Recorded data:
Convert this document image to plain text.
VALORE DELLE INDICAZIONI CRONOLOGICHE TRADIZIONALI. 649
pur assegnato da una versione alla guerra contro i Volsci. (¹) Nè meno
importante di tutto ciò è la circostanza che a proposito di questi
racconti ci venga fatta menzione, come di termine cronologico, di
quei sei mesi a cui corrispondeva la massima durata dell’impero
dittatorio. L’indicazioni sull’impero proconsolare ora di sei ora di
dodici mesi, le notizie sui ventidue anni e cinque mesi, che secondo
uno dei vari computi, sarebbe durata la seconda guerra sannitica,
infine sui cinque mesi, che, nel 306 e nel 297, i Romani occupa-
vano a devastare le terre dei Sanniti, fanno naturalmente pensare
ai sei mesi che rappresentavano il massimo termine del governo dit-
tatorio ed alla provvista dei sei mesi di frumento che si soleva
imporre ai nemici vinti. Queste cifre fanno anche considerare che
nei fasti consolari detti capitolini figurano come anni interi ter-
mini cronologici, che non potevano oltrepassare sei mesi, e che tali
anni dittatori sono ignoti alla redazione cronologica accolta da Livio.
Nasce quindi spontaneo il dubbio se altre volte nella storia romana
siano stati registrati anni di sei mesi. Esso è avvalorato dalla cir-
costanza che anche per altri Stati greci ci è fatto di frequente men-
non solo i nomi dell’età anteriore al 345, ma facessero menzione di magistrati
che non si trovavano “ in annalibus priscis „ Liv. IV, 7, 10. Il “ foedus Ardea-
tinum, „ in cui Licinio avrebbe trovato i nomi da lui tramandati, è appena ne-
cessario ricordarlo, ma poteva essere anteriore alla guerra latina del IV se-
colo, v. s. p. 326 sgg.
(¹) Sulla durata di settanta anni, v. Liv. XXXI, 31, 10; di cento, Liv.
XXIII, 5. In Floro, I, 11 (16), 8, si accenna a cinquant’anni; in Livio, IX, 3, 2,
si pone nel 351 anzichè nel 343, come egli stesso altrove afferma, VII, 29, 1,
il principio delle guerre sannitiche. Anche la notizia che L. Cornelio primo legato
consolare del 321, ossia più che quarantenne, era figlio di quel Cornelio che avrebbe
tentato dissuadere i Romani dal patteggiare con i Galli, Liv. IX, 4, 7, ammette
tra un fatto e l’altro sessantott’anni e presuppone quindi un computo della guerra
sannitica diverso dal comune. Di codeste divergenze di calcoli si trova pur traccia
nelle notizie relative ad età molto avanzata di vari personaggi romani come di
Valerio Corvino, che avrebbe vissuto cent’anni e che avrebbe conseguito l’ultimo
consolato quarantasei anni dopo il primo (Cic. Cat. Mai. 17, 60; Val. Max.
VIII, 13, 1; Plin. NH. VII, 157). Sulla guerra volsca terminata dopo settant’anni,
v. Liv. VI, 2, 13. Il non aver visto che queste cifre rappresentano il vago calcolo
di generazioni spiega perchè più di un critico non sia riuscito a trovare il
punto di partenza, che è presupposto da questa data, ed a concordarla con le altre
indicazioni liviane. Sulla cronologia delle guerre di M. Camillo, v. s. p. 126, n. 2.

Directive — Show each line in the entries that holds the string "durata".

Right answer —
quei sei mesi a cui corrispondeva la massima durata dell’impero
uno dei vari computi, sarebbe durata la seconda guerra sannitica,
(¹) Sulla durata di settanta anni, v. Liv. XXXI, 31, 10; di cento, Liv.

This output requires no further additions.